## Exercise
Go through the entries and say how many lines contain the string "military". The number is the whole answer.

━━━

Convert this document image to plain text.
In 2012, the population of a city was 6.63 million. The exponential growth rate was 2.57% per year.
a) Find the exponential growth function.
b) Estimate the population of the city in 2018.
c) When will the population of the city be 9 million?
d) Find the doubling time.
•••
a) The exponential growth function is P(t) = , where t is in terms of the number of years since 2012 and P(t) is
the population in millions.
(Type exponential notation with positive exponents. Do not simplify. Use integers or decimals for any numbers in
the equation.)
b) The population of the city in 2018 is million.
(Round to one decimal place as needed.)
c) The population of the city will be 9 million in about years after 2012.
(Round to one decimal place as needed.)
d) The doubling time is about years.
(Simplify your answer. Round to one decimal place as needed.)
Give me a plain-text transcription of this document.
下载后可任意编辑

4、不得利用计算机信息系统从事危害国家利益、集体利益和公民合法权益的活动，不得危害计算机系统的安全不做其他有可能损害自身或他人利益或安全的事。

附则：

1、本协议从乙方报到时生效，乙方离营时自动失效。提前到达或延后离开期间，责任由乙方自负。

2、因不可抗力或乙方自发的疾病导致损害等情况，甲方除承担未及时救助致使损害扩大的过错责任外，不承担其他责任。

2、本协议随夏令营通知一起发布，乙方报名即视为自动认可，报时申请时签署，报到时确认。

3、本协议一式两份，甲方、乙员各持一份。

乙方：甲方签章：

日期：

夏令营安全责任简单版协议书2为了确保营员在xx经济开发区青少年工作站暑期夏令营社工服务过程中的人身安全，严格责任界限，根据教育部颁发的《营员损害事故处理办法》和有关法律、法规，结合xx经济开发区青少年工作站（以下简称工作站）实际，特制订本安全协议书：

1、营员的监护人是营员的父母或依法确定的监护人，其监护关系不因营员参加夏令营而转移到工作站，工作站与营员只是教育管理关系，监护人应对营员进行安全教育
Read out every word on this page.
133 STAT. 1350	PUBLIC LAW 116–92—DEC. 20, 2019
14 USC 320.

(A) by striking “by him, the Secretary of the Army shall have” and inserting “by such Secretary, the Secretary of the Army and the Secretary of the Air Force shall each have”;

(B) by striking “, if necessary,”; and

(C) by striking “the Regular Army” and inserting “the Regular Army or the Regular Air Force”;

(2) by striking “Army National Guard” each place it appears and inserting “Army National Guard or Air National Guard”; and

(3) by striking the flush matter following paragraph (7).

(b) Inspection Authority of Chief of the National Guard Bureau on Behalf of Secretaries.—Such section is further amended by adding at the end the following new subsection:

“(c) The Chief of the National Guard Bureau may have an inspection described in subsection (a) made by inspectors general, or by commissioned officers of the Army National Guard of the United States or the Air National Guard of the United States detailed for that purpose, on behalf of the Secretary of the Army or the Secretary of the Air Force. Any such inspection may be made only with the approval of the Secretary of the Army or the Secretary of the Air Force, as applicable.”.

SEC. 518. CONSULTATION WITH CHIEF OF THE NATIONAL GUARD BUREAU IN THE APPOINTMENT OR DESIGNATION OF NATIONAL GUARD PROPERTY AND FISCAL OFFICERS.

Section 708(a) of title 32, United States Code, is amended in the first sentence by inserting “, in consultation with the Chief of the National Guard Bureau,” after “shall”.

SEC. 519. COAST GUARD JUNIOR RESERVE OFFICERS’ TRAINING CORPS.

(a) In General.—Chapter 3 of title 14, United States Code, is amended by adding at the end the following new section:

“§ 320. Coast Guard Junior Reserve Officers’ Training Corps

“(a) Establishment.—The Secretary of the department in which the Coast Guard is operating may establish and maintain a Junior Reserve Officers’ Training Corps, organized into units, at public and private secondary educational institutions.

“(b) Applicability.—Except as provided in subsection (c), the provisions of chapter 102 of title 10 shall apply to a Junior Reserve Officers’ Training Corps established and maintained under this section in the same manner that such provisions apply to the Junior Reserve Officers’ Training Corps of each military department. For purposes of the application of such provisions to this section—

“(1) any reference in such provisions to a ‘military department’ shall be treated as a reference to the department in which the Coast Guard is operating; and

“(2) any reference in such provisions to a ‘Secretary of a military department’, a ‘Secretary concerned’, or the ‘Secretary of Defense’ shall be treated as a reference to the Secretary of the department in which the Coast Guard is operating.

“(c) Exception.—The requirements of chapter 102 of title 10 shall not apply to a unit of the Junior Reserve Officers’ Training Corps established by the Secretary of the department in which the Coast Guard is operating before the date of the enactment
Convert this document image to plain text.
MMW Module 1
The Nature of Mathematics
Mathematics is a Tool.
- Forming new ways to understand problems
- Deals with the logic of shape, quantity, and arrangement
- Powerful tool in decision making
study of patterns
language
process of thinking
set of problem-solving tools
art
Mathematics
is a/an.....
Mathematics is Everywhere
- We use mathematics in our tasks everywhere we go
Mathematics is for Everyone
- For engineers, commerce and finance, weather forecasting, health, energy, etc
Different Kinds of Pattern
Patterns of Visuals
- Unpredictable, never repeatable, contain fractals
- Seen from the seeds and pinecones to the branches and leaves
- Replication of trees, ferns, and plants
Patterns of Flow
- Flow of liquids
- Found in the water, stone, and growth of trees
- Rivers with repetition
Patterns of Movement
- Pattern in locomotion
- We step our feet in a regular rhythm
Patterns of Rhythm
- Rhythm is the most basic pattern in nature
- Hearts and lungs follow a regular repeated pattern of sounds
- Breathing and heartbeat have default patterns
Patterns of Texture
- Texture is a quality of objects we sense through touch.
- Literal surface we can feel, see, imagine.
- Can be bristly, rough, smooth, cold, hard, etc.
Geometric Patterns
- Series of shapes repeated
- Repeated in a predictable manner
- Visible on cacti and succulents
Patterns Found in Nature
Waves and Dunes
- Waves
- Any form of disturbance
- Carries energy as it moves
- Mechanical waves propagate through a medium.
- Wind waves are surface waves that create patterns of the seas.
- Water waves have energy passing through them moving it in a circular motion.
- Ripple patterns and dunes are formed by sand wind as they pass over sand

━━━

## Answer
3